Dataset items:
+===+
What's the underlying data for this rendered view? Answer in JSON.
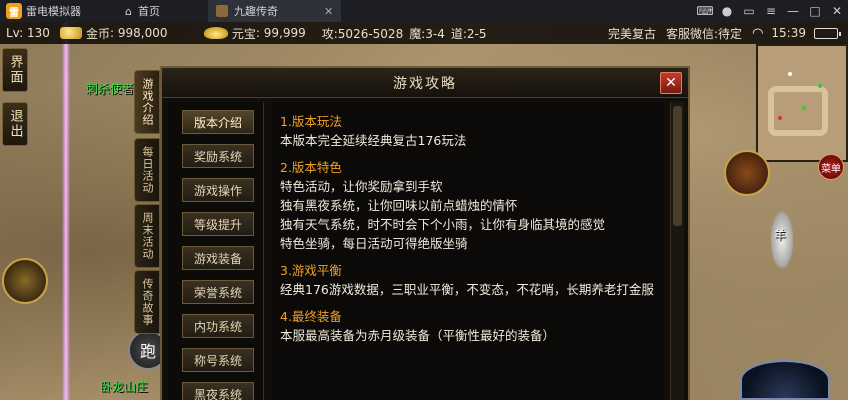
{
  "emulator": {
    "app_name": "雷电模拟器",
    "tabs": [
      {
        "label": "首页"
      },
      {
        "label": "九趣传奇"
      }
    ],
    "controls": [
      "gamepad-icon",
      "account-icon",
      "keyboard-icon",
      "menu-icon",
      "minimize-icon",
      "maximize-icon",
      "close-icon"
    ]
  },
  "hud": {
    "level": "Lv: 130",
    "gold_label": "金币",
    "gold_value": "998,000",
    "yuanbao_label": "元宝",
    "yuanbao_value": "99,999",
    "attack": "攻:5026-5028",
    "magic": "魔:3-4",
    "taoism": "道:2-5",
    "server": "完美复古",
    "service": "客服微信:待定",
    "clock": "15:39"
  },
  "left_buttons": [
    "界面",
    "退出"
  ],
  "npc": {
    "name_top": "刺杀使者",
    "name_bottom": "卧龙山庄"
  },
  "run_label": "跑",
  "right": {
    "red_button_label": "菜单",
    "sheep_label": "羊"
  },
  "side_tabs": [
    "游戏介绍",
    "每日活动",
    "周末活动",
    "传奇故事"
  ],
  "dialog": {
    "title": "游戏攻略",
    "close_label": "✕",
    "menu": [
      "版本介绍",
      "奖励系统",
      "游戏操作",
      "等级提升",
      "游戏装备",
      "荣誉系统",
      "内功系统",
      "称号系统",
      "黑夜系统"
    ],
    "content": {
      "sections": [
        {
          "title": "1.版本玩法",
          "lines": [
            "本版本完全延续经典复古176玩法"
          ]
        },
        {
          "title": "2.版本特色",
          "lines": [
            "特色活动，让你奖励拿到手软",
            "独有黑夜系统，让你回味以前点蜡烛的情怀",
            "独有天气系统，时不时会下个小雨，让你有身临其境的感觉",
            "特色坐骑，每日活动可得绝版坐骑"
          ]
        },
        {
          "title": "3.游戏平衡",
          "lines": [
            "经典176游戏数据，三职业平衡，不变态，不花哨，长期养老打金服"
          ]
        },
        {
          "title": "4.最终装备",
          "lines": [
            "本服最高装备为赤月级装备（平衡性最好的装备）"
          ]
        }
      ]
    }
  }
}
+===+
[Exercise brief] Copy every line from the entries that contains the word "icon".

[The solution]
      "gamepad-icon",
      "account-icon",
      "keyboard-icon",
      "menu-icon",
      "minimize-icon",
      "maximize-icon",
      "close-icon"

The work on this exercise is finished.